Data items
>> Begin
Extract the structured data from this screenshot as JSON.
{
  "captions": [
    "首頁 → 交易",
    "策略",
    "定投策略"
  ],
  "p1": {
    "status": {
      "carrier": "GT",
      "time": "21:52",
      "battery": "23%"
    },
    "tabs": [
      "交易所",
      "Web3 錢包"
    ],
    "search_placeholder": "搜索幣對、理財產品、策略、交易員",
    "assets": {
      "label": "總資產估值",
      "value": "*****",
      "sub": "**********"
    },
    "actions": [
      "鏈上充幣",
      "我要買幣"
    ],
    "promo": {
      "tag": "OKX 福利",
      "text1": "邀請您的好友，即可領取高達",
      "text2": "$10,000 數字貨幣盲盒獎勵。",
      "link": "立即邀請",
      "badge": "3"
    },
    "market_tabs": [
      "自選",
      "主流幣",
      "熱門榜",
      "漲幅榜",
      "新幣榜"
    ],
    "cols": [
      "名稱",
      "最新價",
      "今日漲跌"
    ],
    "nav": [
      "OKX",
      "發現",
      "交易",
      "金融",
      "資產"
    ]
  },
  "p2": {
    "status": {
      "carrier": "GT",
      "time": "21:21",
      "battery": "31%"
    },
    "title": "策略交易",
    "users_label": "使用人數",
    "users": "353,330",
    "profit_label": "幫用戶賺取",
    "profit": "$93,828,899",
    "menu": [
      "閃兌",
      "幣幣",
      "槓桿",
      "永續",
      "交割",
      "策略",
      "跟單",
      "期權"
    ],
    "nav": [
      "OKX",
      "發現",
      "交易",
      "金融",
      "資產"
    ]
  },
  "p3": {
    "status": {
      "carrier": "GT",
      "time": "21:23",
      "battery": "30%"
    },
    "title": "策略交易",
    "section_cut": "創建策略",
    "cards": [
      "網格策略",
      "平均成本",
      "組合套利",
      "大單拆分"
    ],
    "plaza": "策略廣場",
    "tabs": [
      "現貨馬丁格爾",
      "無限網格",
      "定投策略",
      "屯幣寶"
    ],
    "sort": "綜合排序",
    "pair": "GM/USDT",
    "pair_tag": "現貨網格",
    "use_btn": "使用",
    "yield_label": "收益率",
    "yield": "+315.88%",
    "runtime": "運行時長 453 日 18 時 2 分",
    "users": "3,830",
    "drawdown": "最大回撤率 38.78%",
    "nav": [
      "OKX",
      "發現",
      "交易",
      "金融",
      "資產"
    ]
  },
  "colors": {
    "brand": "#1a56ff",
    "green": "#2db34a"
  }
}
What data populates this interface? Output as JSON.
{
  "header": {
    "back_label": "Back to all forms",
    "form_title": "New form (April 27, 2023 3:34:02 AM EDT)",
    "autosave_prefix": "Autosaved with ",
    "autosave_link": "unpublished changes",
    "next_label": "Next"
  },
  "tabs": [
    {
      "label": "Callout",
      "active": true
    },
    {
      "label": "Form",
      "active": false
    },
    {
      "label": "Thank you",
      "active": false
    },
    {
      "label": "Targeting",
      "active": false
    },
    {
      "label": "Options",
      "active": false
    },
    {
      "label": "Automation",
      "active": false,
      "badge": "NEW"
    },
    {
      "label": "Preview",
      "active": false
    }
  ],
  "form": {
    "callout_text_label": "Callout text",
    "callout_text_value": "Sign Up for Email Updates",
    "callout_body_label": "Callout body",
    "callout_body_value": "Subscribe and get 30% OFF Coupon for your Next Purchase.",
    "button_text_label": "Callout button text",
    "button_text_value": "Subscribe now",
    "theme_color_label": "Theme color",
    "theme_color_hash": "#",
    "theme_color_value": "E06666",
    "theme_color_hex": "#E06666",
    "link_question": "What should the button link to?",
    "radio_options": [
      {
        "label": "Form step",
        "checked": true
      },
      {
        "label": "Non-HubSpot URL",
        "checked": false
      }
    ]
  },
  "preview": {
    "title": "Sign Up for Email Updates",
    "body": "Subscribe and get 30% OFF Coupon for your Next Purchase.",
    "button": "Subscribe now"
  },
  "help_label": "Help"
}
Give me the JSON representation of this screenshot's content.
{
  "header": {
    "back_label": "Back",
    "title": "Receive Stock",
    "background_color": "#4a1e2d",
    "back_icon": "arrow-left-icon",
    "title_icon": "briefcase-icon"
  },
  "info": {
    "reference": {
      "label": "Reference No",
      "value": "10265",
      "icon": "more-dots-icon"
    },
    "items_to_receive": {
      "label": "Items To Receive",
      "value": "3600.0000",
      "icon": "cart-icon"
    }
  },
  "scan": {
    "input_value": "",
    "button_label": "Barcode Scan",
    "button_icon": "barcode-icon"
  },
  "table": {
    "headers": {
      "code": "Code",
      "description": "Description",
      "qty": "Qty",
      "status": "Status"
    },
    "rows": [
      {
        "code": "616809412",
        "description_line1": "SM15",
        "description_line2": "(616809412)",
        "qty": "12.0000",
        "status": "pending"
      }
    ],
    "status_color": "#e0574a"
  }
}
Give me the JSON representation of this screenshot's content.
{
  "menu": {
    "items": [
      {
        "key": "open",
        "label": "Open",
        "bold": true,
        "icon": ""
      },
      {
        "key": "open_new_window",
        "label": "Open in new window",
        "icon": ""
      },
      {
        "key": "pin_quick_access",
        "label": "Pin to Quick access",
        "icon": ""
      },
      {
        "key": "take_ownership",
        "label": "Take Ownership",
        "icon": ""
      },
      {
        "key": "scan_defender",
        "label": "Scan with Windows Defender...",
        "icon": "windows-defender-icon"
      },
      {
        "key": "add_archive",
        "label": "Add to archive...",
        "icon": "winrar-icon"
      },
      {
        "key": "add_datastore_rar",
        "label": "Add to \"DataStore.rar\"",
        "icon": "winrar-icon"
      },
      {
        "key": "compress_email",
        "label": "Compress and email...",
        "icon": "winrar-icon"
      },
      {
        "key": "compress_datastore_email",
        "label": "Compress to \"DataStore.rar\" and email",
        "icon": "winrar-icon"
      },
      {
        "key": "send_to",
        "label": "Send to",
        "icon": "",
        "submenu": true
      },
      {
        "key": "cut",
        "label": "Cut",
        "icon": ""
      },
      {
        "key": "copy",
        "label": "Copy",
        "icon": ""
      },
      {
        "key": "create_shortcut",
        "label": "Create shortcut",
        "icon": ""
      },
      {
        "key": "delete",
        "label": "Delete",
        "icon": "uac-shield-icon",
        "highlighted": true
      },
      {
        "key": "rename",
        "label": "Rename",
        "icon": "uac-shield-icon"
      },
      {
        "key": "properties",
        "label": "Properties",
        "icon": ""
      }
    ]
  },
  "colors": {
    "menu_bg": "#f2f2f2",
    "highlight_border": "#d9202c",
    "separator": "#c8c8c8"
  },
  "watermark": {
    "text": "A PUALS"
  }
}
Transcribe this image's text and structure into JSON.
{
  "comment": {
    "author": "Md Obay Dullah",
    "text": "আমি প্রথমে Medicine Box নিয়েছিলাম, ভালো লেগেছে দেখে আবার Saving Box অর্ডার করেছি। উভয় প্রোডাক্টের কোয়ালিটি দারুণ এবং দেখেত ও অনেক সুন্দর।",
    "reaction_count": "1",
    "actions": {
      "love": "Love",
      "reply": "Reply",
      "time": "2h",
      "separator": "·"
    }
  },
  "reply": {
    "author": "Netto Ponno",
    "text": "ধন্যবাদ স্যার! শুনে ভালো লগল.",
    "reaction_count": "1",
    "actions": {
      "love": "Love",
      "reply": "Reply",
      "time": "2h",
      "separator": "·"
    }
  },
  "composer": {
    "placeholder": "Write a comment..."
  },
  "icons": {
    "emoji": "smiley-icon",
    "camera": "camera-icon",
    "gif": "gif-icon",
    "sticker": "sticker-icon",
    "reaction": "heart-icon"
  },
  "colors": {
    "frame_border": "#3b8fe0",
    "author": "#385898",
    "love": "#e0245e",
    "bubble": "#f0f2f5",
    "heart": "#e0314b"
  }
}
>> End
Directions:
Write out only the final block of lines, starting at the line with "Transcribe this image's" and running to the end of the material.

Written solution:
Transcribe this image's text and structure into JSON.
{
  "comment": {
    "author": "Md Obay Dullah",
    "text": "আমি প্রথমে Medicine Box নিয়েছিলাম, ভালো লেগেছে দেখে আবার Saving Box অর্ডার করেছি। উভয় প্রোডাক্টের কোয়ালিটি দারুণ এবং দেখেত ও অনেক সুন্দর।",
    "reaction_count": "1",
    "actions": {
      "love": "Love",
      "reply": "Reply",
      "time": "2h",
      "separator": "·"
    }
  },
  "reply": {
    "author": "Netto Ponno",
    "text": "ধন্যবাদ স্যার! শুনে ভালো লগল.",
    "reaction_count": "1",
    "actions": {
      "love": "Love",
      "reply": "Reply",
      "time": "2h",
      "separator": "·"
    }
  },
  "composer": {
    "placeholder": "Write a comment..."
  },
  "icons": {
    "emoji": "smiley-icon",
    "camera": "camera-icon",
    "gif": "gif-icon",
    "sticker": "sticker-icon",
    "reaction": "heart-icon"
  },
  "colors": {
    "frame_border": "#3b8fe0",
    "author": "#385898",
    "love": "#e0245e",
    "bubble": "#f0f2f5",
    "heart": "#e0314b"
  }
}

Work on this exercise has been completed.